---------- DATA TO USE

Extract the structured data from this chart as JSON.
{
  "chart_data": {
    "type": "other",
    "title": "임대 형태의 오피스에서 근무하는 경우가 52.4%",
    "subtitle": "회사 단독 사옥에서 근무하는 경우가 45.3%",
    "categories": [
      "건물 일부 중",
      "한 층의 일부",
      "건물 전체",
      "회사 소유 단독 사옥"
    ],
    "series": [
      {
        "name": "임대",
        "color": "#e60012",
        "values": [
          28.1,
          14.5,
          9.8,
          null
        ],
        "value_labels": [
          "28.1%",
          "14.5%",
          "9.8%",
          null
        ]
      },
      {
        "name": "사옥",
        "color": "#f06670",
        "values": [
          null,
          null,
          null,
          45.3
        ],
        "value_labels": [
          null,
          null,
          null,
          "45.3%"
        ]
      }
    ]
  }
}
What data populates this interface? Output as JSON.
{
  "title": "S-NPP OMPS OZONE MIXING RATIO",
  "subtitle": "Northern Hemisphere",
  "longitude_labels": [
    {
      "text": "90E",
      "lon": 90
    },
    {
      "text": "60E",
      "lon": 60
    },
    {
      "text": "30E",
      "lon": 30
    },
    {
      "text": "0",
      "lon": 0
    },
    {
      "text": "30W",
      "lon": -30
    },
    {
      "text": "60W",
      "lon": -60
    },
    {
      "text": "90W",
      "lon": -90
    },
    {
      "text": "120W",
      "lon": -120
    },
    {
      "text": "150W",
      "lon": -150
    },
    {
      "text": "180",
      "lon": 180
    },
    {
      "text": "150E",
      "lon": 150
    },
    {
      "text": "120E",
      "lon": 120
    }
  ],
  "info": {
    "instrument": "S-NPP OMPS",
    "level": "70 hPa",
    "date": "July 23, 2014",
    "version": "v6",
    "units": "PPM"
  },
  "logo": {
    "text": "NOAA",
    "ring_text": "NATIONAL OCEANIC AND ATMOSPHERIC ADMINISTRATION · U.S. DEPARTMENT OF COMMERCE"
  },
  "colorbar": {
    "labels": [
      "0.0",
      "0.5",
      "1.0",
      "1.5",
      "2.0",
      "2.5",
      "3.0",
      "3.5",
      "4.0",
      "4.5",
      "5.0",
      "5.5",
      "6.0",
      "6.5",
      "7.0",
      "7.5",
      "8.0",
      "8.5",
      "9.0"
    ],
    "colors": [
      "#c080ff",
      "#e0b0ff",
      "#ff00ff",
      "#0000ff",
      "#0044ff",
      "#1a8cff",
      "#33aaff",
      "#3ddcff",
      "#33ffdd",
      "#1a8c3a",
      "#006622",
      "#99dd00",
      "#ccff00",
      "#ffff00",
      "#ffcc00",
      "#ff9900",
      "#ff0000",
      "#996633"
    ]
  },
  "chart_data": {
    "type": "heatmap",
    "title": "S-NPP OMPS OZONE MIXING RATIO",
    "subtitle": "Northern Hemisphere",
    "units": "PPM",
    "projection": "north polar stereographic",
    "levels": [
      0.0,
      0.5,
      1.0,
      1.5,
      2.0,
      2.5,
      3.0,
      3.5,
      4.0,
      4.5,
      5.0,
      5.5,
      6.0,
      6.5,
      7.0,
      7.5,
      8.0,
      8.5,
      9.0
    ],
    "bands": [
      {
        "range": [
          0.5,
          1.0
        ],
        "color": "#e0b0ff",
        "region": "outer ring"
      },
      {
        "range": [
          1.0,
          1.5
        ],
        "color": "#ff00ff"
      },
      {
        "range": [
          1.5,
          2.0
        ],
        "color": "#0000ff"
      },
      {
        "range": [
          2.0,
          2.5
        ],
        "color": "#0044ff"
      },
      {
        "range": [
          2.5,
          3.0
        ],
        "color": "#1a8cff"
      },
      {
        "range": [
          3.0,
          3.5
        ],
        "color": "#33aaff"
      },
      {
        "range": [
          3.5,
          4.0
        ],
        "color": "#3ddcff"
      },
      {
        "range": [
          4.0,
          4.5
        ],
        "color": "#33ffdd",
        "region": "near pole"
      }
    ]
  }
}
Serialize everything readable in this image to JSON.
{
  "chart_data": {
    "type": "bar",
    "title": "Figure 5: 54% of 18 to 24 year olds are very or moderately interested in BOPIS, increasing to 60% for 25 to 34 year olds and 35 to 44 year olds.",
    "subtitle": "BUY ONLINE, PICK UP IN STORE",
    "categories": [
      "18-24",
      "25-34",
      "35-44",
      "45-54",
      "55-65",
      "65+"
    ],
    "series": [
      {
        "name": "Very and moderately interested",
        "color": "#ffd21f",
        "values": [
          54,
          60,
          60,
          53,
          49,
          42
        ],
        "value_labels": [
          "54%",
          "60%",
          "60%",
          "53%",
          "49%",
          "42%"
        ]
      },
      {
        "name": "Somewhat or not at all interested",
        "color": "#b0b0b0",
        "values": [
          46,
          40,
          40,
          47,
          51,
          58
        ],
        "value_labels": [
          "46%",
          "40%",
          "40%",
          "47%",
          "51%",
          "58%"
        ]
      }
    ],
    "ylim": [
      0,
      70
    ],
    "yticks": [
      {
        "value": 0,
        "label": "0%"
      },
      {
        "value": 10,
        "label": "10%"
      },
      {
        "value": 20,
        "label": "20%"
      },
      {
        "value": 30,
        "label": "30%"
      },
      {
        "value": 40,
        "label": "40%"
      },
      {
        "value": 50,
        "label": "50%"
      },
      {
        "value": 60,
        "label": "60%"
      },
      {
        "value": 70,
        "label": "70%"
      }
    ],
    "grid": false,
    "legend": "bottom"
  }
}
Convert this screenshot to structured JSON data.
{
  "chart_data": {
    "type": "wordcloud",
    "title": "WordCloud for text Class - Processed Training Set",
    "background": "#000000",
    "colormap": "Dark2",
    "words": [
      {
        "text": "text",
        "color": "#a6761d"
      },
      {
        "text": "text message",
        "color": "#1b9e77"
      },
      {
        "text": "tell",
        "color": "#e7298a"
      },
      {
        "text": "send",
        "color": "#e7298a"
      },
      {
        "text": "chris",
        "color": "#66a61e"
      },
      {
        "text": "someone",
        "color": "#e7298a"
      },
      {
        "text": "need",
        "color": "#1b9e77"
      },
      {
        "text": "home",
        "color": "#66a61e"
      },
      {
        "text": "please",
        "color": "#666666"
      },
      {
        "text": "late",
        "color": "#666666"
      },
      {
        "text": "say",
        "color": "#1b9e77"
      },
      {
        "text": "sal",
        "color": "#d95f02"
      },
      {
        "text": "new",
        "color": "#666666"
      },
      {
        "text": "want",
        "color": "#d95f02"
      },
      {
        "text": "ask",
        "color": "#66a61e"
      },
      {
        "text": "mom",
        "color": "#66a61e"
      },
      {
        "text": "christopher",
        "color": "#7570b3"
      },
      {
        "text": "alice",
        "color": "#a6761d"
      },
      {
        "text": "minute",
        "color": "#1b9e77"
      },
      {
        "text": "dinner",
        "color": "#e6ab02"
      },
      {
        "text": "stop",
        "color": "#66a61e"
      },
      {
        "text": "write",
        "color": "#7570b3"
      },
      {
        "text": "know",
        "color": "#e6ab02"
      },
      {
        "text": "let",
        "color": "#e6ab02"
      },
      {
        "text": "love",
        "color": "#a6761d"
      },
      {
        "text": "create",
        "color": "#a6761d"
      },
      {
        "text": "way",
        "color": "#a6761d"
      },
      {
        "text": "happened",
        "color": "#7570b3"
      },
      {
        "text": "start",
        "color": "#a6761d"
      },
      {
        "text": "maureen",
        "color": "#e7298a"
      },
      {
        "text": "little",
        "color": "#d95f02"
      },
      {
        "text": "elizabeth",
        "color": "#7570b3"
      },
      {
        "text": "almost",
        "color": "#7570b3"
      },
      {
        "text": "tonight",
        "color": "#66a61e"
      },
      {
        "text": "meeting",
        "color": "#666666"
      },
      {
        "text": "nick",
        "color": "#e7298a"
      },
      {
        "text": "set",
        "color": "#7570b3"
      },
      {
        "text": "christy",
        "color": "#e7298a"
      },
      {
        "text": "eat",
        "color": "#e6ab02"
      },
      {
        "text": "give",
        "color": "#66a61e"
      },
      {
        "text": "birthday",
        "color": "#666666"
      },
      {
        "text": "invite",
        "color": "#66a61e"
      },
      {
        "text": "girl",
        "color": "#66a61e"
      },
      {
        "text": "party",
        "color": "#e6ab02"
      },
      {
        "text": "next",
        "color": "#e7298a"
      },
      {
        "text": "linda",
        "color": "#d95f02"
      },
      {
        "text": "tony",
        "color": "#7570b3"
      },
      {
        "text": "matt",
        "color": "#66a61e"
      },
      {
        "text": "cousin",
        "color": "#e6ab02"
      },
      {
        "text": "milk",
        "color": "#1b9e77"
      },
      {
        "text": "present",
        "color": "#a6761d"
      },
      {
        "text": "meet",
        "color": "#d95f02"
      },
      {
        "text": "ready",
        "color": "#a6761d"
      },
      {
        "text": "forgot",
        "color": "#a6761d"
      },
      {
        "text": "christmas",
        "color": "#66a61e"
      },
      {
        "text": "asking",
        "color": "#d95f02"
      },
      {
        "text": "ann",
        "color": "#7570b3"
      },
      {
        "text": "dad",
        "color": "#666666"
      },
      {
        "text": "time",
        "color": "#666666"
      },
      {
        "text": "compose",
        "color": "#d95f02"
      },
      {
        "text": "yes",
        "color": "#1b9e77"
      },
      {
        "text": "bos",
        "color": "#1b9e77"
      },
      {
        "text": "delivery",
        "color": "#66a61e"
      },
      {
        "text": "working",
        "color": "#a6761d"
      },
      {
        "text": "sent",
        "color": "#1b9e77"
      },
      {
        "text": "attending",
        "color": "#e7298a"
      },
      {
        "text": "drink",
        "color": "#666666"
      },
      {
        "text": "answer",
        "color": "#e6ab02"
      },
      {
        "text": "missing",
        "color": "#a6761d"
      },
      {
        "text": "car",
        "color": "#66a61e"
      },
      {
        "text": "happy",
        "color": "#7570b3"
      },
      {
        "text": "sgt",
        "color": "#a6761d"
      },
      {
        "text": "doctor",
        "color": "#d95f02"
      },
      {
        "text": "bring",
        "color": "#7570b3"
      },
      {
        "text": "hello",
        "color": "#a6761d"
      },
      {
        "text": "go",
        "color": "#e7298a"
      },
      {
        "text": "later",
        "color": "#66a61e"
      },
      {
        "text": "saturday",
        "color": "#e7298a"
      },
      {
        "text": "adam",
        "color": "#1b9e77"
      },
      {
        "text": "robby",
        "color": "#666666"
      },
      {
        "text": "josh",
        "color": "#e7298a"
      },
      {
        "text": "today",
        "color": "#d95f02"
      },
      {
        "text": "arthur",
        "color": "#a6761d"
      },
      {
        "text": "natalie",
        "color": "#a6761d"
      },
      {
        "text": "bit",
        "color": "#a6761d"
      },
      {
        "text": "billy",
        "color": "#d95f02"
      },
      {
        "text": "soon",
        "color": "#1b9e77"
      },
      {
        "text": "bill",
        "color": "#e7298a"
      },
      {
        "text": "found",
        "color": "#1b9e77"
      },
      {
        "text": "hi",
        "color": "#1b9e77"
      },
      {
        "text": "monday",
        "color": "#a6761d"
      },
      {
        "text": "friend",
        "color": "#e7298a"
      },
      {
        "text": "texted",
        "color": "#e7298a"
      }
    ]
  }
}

--------------------

*THE REQUEST*
State how many lines in the entries above include the word "moderately"; reply with the number alone.

*REPLY TO THE EXERCISE*
2